## Challenge
Scan the data for lines with "Mask" and report the count by itself.

Dataset items:
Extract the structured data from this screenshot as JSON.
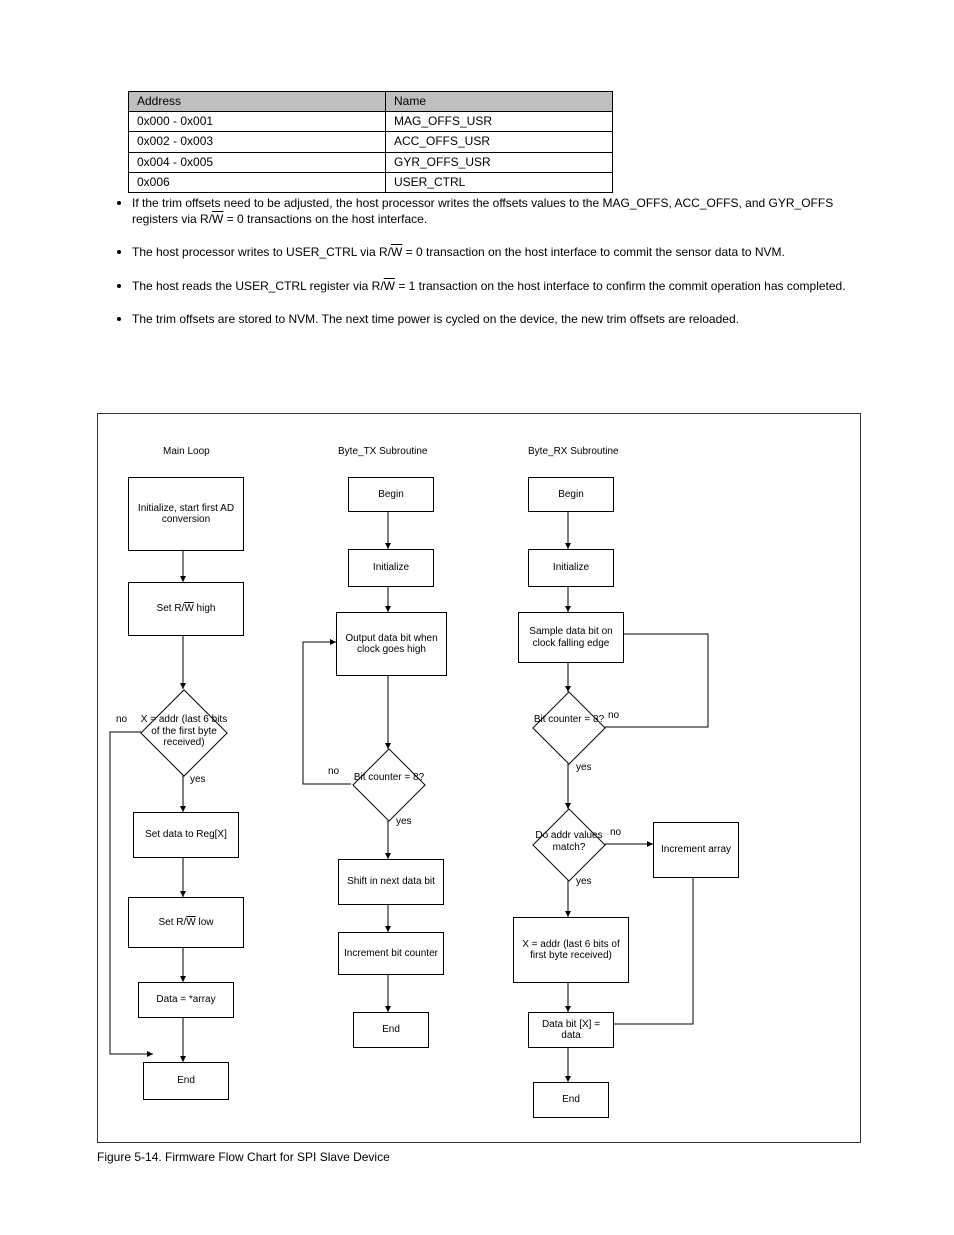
{
  "table": {
    "h1": "Address",
    "h2": "Name",
    "r": [
      [
        "0x000 - 0x001",
        "MAG_OFFS_USR"
      ],
      [
        "0x002 - 0x003",
        "ACC_OFFS_USR"
      ],
      [
        "0x004 - 0x005",
        "GYR_OFFS_USR"
      ],
      [
        "0x006",
        "USER_CTRL"
      ]
    ]
  },
  "bullets": [
    {
      "text": "If the trim offsets need to be adjusted, the host processor writes the offsets values to the MAG_OFFS, ACC_OFFS, and GYR_OFFS registers via R/",
      "t2": " = 0 transactions on the host interface."
    },
    {
      "text": "The host processor writes to USER_CTRL via R/",
      "t2": " = 0 transaction on the host interface to commit the sensor data to NVM."
    },
    {
      "text": "The host reads the USER_CTRL register via R/",
      "t2": " = 1 transaction on the host interface to confirm the commit operation has completed."
    },
    {
      "text": "The trim offsets are stored to NVM. The next time power is cycled on the device, the new trim offsets are reloaded."
    }
  ],
  "fc": {
    "col1": {
      "title": "Main Loop",
      "b1": "Initialize, start first AD conversion",
      "b2": "Set R/W high",
      "d1": "X = addr (last 6 bits of the first byte received)",
      "b3": "Set data to Reg[X]",
      "b4": "Set R/W low",
      "b5": "Data = *array",
      "b6": "End",
      "no": "no",
      "yes": "yes"
    },
    "col2": {
      "title": "Byte_TX Subroutine",
      "b1": "Begin",
      "b2": "Initialize",
      "b3": "Output data bit when clock goes high",
      "d1": "Bit counter = 8?",
      "b4": "Shift in next data bit",
      "b5": "Increment bit counter",
      "b6": "End",
      "no": "no",
      "yes": "yes"
    },
    "col3": {
      "title": "Byte_RX Subroutine",
      "b1": "Begin",
      "b2": "Initialize",
      "b3": "Sample data bit on clock falling edge",
      "d1": "Bit counter = 8?",
      "d2": "Do addr values match?",
      "side": "Increment array",
      "b4": "X = addr (last 6 bits of first byte received)",
      "b5": "Data bit [X] = data",
      "b6": "End",
      "no": "no",
      "yes": "yes"
    }
  },
  "figcap": "Figure 5-14. Firmware Flow Chart for SPI Slave Device"
}
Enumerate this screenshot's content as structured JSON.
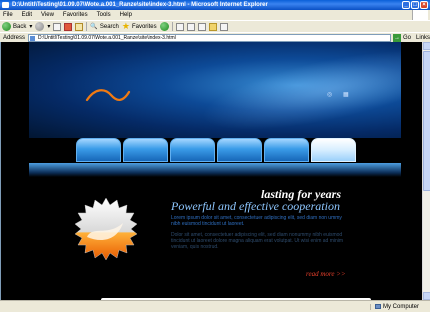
{
  "window": {
    "title": "D:\\Untitl\\Testing\\01.09.07\\Wote.a.001_Ranze\\site\\index-3.html - Microsoft Internet Explorer"
  },
  "menu": [
    "File",
    "Edit",
    "View",
    "Favorites",
    "Tools",
    "Help"
  ],
  "toolbar": {
    "back_label": "Back",
    "search_label": "Search",
    "favorites_label": "Favorites"
  },
  "address": {
    "label": "Address",
    "value": "D:\\Untitl\\Testing\\01.09.07\\Wote.a.001_Ranze\\site\\index-3.html",
    "go_label": "Go",
    "links_label": "Links"
  },
  "site": {
    "tagline_1": "lasting for years",
    "tagline_2": "Powerful and effective cooperation",
    "paragraph_1": "Lorem ipsum dolor sit amet, consectetuer adipiscing elit, sed diam non ummy nibh euismod tincidunt ut laoreet.",
    "paragraph_2": "Dolor sit amet, consectetuer adipiscing elit, sed diam nonummy nibh euismod tincidunt ut laoreet dolore magna aliquam erat volutpat. Ut wisi enim ad minim veniam, quis nostrud.",
    "read_more": "read more >>",
    "nav_tabs": 6,
    "active_tab": 6
  },
  "status": {
    "text": "",
    "zone": "My Computer"
  },
  "colors": {
    "header_blue": "#0d4a97",
    "tab_blue": "#3a9ce8",
    "tagline_blue": "#8ec7ff",
    "readmore_red": "#e8402c",
    "badge_orange": "#f07a12"
  }
}
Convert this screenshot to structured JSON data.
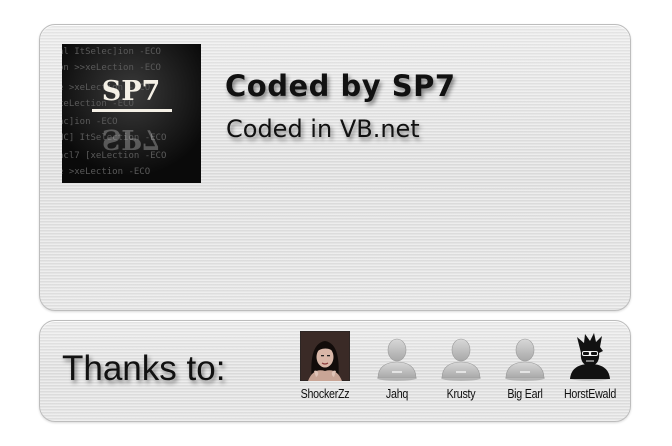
{
  "about": {
    "logo_text": "SP7",
    "logo_background_text": [
      "al ItSelec]ion -ECO",
      "on >>xeLection -ECO",
      "e >xeLection -ECO",
      "xeLection -ECO",
      "ac]ion -ECO",
      "NC] ItSelection -ECO",
      "acl7 [xeLection -ECO",
      "e >xeLection -ECO"
    ],
    "title": "Coded by SP7",
    "subtitle": "Coded in VB.net"
  },
  "thanks": {
    "label": "Thanks to:",
    "contributors": [
      {
        "name": "ShockerZz",
        "avatar": "photo-avatar-icon"
      },
      {
        "name": "Jahq",
        "avatar": "default-user-icon"
      },
      {
        "name": "Krusty",
        "avatar": "default-user-icon"
      },
      {
        "name": "Big Earl",
        "avatar": "default-user-icon"
      },
      {
        "name": "HorstEwald",
        "avatar": "silhouette-sunglasses-icon"
      }
    ]
  },
  "colors": {
    "panel": "#e6e6e6",
    "panel_border": "#bdbdbd",
    "text": "#111111",
    "logo_bg": "#0c0c0c"
  }
}
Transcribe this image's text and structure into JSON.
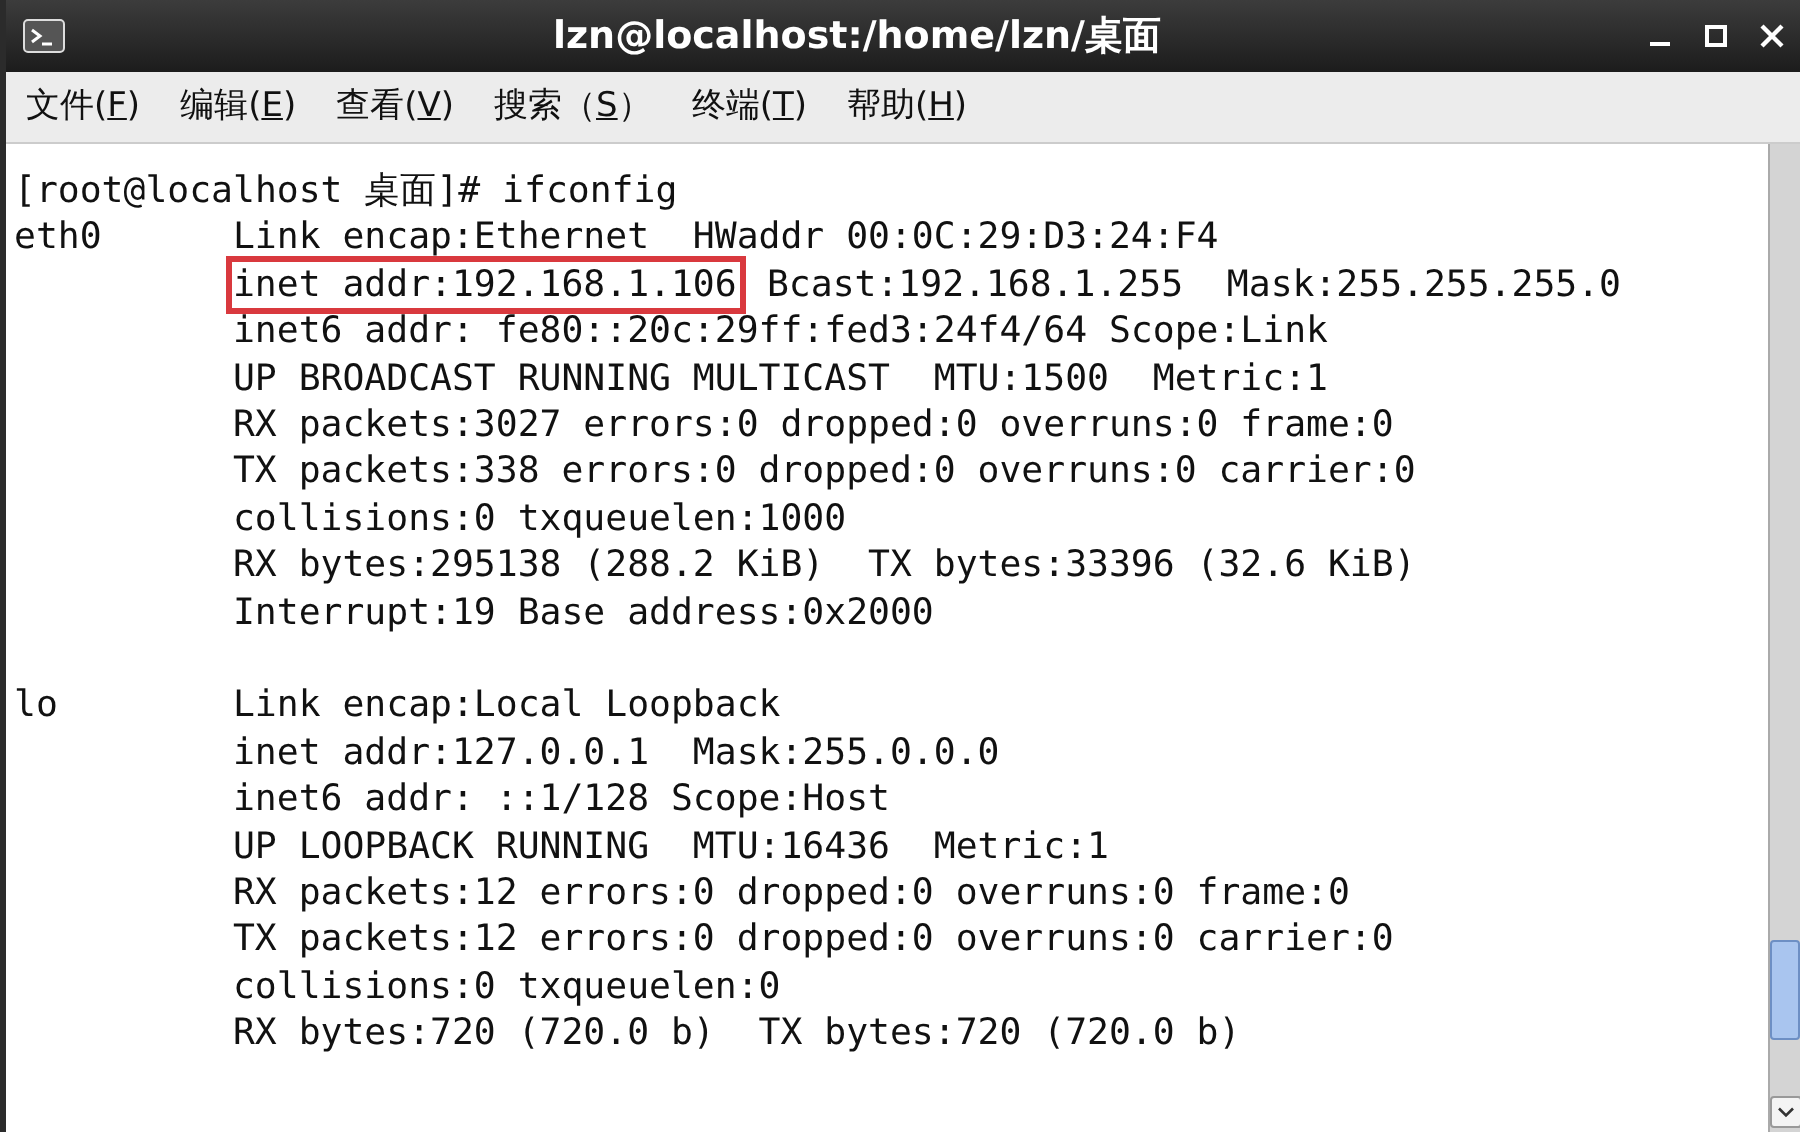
{
  "window": {
    "title": "lzn@localhost:/home/lzn/桌面"
  },
  "menu": [
    {
      "before": "文件(",
      "key": "F",
      "after": ")"
    },
    {
      "before": "编辑(",
      "key": "E",
      "after": ")"
    },
    {
      "before": "查看(",
      "key": "V",
      "after": ")"
    },
    {
      "before": "搜索（",
      "key": "S",
      "after": "）"
    },
    {
      "before": "终端(",
      "key": "T",
      "after": ")"
    },
    {
      "before": "帮助(",
      "key": "H",
      "after": ")"
    }
  ],
  "terminal": {
    "prompt": "[root@localhost 桌面]# ifconfig",
    "blocks": [
      {
        "interface": "eth0",
        "lines": [
          [
            {
              "text": "Link encap:Ethernet  HWaddr 00:0C:29:D3:24:F4",
              "boxed": false
            }
          ],
          [
            {
              "text": "inet addr:192.168.1.106",
              "boxed": true
            },
            {
              "text": "Bcast:192.168.1.255  Mask:255.255.255.0",
              "boxed": false
            }
          ],
          [
            {
              "text": "inet6 addr: fe80::20c:29ff:fed3:24f4/64 Scope:Link",
              "boxed": false
            }
          ],
          [
            {
              "text": "UP BROADCAST RUNNING MULTICAST  MTU:1500  Metric:1",
              "boxed": false
            }
          ],
          [
            {
              "text": "RX packets:3027 errors:0 dropped:0 overruns:0 frame:0",
              "boxed": false
            }
          ],
          [
            {
              "text": "TX packets:338 errors:0 dropped:0 overruns:0 carrier:0",
              "boxed": false
            }
          ],
          [
            {
              "text": "collisions:0 txqueuelen:1000",
              "boxed": false
            }
          ],
          [
            {
              "text": "RX bytes:295138 (288.2 KiB)  TX bytes:33396 (32.6 KiB)",
              "boxed": false
            }
          ],
          [
            {
              "text": "Interrupt:19 Base address:0x2000",
              "boxed": false
            }
          ]
        ]
      },
      {
        "interface": "lo",
        "lines": [
          [
            {
              "text": "Link encap:Local Loopback",
              "boxed": false
            }
          ],
          [
            {
              "text": "inet addr:127.0.0.1  Mask:255.0.0.0",
              "boxed": false
            }
          ],
          [
            {
              "text": "inet6 addr: ::1/128 Scope:Host",
              "boxed": false
            }
          ],
          [
            {
              "text": "UP LOOPBACK RUNNING  MTU:16436  Metric:1",
              "boxed": false
            }
          ],
          [
            {
              "text": "RX packets:12 errors:0 dropped:0 overruns:0 frame:0",
              "boxed": false
            }
          ],
          [
            {
              "text": "TX packets:12 errors:0 dropped:0 overruns:0 carrier:0",
              "boxed": false
            }
          ],
          [
            {
              "text": "collisions:0 txqueuelen:0",
              "boxed": false
            }
          ],
          [
            {
              "text": "RX bytes:720 (720.0 b)  TX bytes:720 (720.0 b)",
              "boxed": false
            }
          ]
        ]
      }
    ]
  }
}
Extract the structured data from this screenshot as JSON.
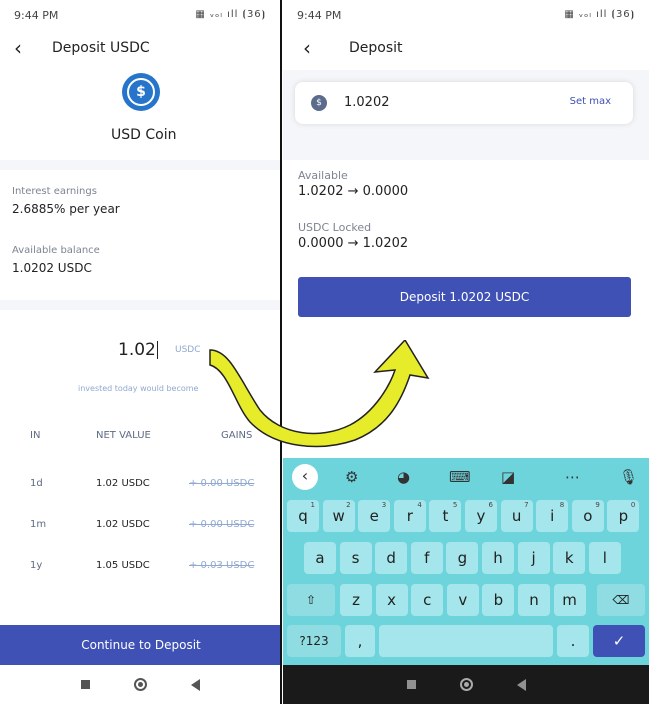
{
  "left": {
    "status": {
      "time": "9:44 PM",
      "icons": "▦ ᵥₒₗ ıll ⦗36⦘"
    },
    "title": "Deposit USDC",
    "coin_name": "USD Coin",
    "interest_label": "Interest earnings",
    "interest_value": "2.6885% per year",
    "balance_label": "Available balance",
    "balance_value": "1.0202 USDC",
    "amount": "1.02",
    "amount_unit": "USDC",
    "hint": "invested today would become",
    "table": {
      "headers": [
        "IN",
        "NET VALUE",
        "GAINS"
      ],
      "rows": [
        {
          "in": "1d",
          "net": "1.02 USDC",
          "gain": "+ 0.00 USDC"
        },
        {
          "in": "1m",
          "net": "1.02 USDC",
          "gain": "+ 0.00 USDC"
        },
        {
          "in": "1y",
          "net": "1.05 USDC",
          "gain": "+ 0.03 USDC"
        }
      ]
    },
    "continue_label": "Continue to Deposit"
  },
  "right": {
    "status": {
      "time": "9:44 PM",
      "icons": "▦ ᵥₒₗ ıll ⦗36⦘"
    },
    "title": "Deposit",
    "amount": "1.0202",
    "set_max": "Set max",
    "available_label": "Available",
    "available_value": "1.0202 → 0.0000",
    "locked_label": "USDC Locked",
    "locked_value": "0.0000 → 1.0202",
    "deposit_label": "Deposit 1.0202 USDC",
    "keyboard": {
      "row1": [
        [
          "q",
          "1"
        ],
        [
          "w",
          "2"
        ],
        [
          "e",
          "3"
        ],
        [
          "r",
          "4"
        ],
        [
          "t",
          "5"
        ],
        [
          "y",
          "6"
        ],
        [
          "u",
          "7"
        ],
        [
          "i",
          "8"
        ],
        [
          "o",
          "9"
        ],
        [
          "p",
          "0"
        ]
      ],
      "row2": [
        "a",
        "s",
        "d",
        "f",
        "g",
        "h",
        "j",
        "k",
        "l"
      ],
      "row3": [
        "z",
        "x",
        "c",
        "v",
        "b",
        "n",
        "m"
      ],
      "symbols_key": "?123",
      "comma_key": ","
    }
  },
  "colors": {
    "accent": "#3f51b5",
    "usdc": "#2775ca",
    "keyboard": "#6dd4dc",
    "arrow": "#e6ec2a"
  }
}
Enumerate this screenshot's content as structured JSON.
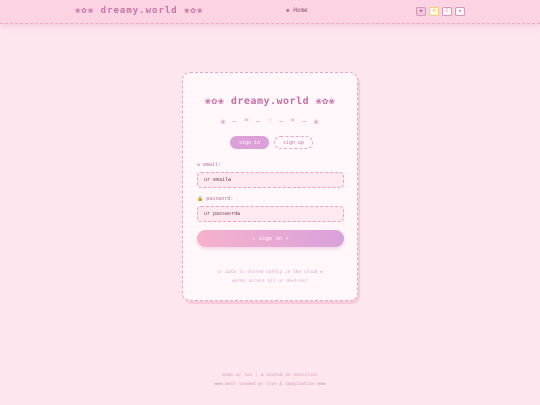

## Output for this exercise
2